══ Texte proposé ══

Cette influence de M. Boutroux sur la pensée contemporaine s’est exercée avec d’autant plus d’efficacité qu’il s’affirme toujours un excellent écrivain. Soucieux de ne livrer au public que le résultat de ses méditations, il parle et écrit en honnête homme, ce qui ne veut pas dire qu’il soit dénué de profondeur, — bien au contraire, s’il est vrai que, dans la patrie de Descartes et de Malebranche, l’on peut tout dire en termes polis. M. Boutroux, qui a beaucoup fréquenté Pascal, tient de lui l’art de persuader : il convainc et il agrée.


I

Quand parut, en 1874, la thèse de M. Boutroux sur la Contingence des lois de la Nature, le déterminisme régnait en maître malgré les efforts de Renouvier, qui tâchait de « délier » le monde en réduisant les lois de la nature à de simples successions de phénomènes, et ceux de M. Lachelier, qui démontrait que l’induction, — ou raisonnement par lequel nous érigeons en lois universelles des rapports de causalité dûment constatés, — suppose non seulement le principe des causes efficientes, mais celui des causes finales, qui permettent une certaine variété ou contingence de moyens dans la poursuite d’un même but. La liberté était, avec la responsabilité, exclue des actes de l’homme ; la croyance en elle taxée d’illusion ; la vertu et le vice assimilés à des produits comme le vitriol et le sucre.

Ce n’était pas une mince entreprise de s’attaquer à une théorie qui avait pour elle toutes les apparences d’un dogme. Il ne fallait rien moins que réviser les titres de la nécessité à gouverner le monde. En effet, le déterminisme, qui enseigne que rien n’existe sans cause, n’est adopté par les savans qu’en connexion avec la plus rigoureuse nécessité. De cette alliance naît le principe des lois, qui affirme que non seulement les mêmes causes produisent les mêmes effets, mais qu’elles ne peuvent, n’ont pu et ne pourront jamais en produire d’autres. Pour le déterminisme ainsi conçu, un fait quelconque ne peut avoir lieu, en définitive, que dans des conditions toujours identiques qui en rendent pleinement raison. De quelque côté qu’on l’aborde, par le rationnel ou l’expérimental, la science semble bien impliquer ou reconnaître pareille nécessité. Mathématique ou physique, ne vise-t-elle pas à l’absolu et, sous le changeant, à l’immuable ?

═══

* **Petit exercice A**
Donne tous les noms de personnes cités dans le texte sur M. Boutroux.
* **Petit exercice B**
Écris la suite du texte sur M. Boutroux.

══ Données fournies ══

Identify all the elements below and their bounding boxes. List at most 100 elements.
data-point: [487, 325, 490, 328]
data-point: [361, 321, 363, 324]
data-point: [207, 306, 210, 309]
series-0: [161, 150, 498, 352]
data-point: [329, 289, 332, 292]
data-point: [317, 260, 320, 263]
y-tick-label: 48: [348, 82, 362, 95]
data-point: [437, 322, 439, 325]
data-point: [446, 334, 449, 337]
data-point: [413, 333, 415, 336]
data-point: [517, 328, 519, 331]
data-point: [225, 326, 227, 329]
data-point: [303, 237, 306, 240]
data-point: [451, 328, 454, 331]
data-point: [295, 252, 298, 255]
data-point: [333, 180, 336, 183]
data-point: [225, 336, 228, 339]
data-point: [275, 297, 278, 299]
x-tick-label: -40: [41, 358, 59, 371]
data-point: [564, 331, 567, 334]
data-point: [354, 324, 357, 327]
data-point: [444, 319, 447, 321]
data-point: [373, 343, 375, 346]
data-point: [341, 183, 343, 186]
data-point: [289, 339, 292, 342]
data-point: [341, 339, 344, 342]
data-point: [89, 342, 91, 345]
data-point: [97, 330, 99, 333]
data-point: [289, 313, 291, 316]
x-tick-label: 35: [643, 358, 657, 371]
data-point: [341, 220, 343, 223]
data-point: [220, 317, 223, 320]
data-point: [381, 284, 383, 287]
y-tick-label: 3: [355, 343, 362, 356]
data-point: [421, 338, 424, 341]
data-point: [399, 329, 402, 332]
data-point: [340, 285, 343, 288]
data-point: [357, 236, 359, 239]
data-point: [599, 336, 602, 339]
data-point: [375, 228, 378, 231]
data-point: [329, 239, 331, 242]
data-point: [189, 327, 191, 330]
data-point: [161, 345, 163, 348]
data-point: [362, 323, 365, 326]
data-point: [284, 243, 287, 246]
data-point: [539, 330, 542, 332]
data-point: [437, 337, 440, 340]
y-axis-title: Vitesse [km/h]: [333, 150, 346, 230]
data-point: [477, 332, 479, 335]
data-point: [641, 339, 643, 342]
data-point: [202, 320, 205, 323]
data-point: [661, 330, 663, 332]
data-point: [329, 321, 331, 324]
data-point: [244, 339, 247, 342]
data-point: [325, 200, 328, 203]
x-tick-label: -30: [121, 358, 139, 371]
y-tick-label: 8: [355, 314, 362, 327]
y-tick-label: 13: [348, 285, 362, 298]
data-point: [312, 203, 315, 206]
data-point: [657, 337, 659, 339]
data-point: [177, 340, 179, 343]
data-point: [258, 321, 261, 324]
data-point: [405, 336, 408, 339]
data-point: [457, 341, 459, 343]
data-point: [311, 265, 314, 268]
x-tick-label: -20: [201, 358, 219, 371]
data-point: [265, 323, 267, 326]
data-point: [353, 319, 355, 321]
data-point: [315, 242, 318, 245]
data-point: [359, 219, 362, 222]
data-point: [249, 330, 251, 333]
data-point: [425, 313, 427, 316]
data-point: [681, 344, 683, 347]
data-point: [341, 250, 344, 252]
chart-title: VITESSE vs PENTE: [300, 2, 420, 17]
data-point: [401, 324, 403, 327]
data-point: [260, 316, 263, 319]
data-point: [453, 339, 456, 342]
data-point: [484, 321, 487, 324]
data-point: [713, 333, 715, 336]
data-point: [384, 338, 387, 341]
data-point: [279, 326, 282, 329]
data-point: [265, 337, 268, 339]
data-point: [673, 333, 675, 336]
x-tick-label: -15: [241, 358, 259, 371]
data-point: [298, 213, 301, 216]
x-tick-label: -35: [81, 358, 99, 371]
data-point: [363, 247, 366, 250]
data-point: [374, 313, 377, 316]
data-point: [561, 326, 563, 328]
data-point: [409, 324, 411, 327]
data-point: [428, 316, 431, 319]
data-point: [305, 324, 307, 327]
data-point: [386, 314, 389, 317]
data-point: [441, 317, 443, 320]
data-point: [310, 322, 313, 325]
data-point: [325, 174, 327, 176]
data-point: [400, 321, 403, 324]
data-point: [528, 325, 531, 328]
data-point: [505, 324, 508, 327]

═══

* **Résultat A**
Boutroux, Descartes, Malebranche, Pascal, Renouvier, Lachelier

* **Résultat B**
Depuis le XVIIe siècle, deux conceptions de la science, inverses, mais pareilles, ont successivement dominé, avec la nécessité la plus implacable, — je veux dire la nécessité logique, celle dont le contraire ne peut pas même être conçu, — l’une au départ, l’autre à l’arrivée.

D’accord avec les Grecs qui faisaient consister la science dans la recherche des causes premières. Descartes pensait que tout en devait découler logiquement. Ayant ramené la matière à l’étendue, sous prétexte que de toutes les propriétés sensibles, c’est la seule dont l’esprit puisse acquérir une connaissance claire et distincte, donc évidente, il se flattait, en lui associant le mouvement, de refaire le monde. Spinoza, son disciple, imprime une forme plus rigoureuse encore à ses raisonnemens. Après avoir défini Dieu, ou la substance, « ce qui est en soi et est conçu par soi, » il en déduit le monde des esprits et des corps more geometrico. Enfin, Kant, pour avoir dénié aux idées toute valeur objective, transporte la nécessité des choses dans l’esprit, qui, en retour, l’impose a la nature. Comme Platon bannissait les poètes de sa République en les couronnant de fleurs, il relègue la liberté, dont il fait l’une des conditions de la moralité, dans un monde transcendant, dans le monde des non mènes opposé à notre monde phénoménal.

Par une marche inverse, les savans d’aujourd’hui arrivent à un semblable résultat. Au lieu de partir de l’unité rationnelle, ils s’appuient sur l’expérience. Ils n’en élèvent pas moins les relations qu’ils observent entre les faits en lois universelles et nécessaires. Plus encore, ils décomposent les faits complexes en faits simples, les lois particulières en lois plus générales, jusqu’à espérer trouver la loi unique dont toutes les autres dériveraient inflexiblement. Le monde serait ainsi, pour la science moderne comme pour Spinoza, un vaste théorème. Elle se vante de trouver au terme la nécessité qui, pour le philosophe, était au commencement. « Une intelligence, écrit Laplace, qui, pour un instant donné, connaîtrait toutes les forces dont la nature est animée et la situation respective des êtres qui la composent, si, d’ailleurs, elle était assez vaste pour soumettre ces données à l’analyse, embrasserait dans la même formule les mouvemens des plus grands corps de l’univers et ceux du plus léger atome : rien ne serait incertain pour elle, et l’avenir, comme le passé, serait présent à ses yeux. »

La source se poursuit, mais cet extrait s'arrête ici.